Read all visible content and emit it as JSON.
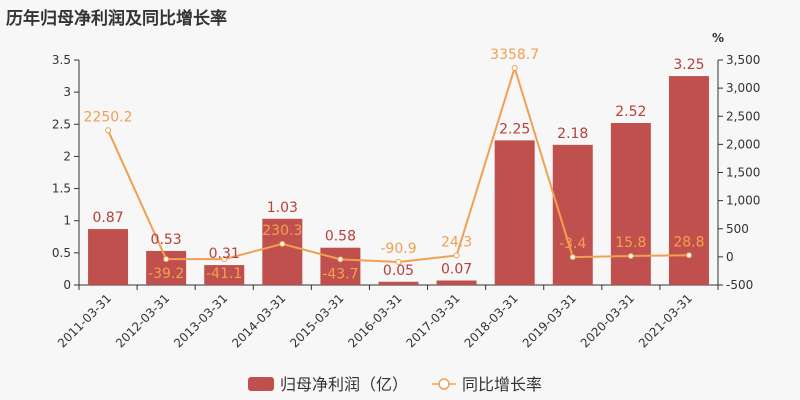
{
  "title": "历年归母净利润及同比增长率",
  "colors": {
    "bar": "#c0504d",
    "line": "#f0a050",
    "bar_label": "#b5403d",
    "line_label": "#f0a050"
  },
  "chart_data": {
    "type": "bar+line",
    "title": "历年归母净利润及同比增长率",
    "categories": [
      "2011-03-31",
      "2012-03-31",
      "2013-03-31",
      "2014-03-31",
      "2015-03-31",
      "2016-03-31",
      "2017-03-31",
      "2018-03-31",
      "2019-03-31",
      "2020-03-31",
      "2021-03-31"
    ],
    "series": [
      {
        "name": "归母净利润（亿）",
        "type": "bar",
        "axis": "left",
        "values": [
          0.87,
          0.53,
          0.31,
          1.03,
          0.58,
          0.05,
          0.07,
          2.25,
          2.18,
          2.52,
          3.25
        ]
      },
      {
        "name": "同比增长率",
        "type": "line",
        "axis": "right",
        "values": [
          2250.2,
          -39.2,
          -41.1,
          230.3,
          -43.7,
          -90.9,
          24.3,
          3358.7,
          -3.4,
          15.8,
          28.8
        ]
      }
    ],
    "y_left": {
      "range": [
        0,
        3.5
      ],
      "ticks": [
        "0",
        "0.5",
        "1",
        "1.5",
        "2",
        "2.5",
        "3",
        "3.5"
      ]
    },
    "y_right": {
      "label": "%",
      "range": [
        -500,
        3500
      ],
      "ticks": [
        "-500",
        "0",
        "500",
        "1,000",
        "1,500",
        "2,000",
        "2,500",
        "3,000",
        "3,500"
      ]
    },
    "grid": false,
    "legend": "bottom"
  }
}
---------------
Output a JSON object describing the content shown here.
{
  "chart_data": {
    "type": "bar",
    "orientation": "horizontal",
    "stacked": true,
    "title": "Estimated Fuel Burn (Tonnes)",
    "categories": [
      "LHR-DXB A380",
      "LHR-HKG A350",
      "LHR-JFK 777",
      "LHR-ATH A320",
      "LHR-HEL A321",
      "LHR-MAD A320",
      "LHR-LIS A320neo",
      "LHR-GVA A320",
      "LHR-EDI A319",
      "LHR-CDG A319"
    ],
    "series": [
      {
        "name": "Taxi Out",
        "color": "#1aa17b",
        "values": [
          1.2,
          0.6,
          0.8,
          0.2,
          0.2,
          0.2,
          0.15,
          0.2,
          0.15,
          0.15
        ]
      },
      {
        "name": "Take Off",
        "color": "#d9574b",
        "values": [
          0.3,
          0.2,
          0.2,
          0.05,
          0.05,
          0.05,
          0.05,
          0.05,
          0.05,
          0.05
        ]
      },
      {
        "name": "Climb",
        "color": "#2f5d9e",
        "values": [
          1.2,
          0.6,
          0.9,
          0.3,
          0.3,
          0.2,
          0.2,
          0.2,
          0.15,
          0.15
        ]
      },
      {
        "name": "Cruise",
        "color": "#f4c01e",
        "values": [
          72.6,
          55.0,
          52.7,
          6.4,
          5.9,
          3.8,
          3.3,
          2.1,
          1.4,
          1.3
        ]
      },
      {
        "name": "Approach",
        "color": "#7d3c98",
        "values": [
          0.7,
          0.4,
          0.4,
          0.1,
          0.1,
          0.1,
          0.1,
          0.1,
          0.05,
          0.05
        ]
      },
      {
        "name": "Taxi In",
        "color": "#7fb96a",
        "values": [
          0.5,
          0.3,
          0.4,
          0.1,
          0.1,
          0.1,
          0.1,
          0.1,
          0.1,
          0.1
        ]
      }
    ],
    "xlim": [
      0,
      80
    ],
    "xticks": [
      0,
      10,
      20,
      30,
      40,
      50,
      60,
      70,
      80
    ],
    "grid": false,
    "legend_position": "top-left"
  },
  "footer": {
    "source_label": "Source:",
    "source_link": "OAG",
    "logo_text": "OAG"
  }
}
---------------
* EXERCISE AIM
Identify every line above with the string "type" in it. Copy those lines.

* ANSWER TO THE TASK
    "type": "bar+line",
        "type": "bar",
        "type": "line",
    "type": "bar",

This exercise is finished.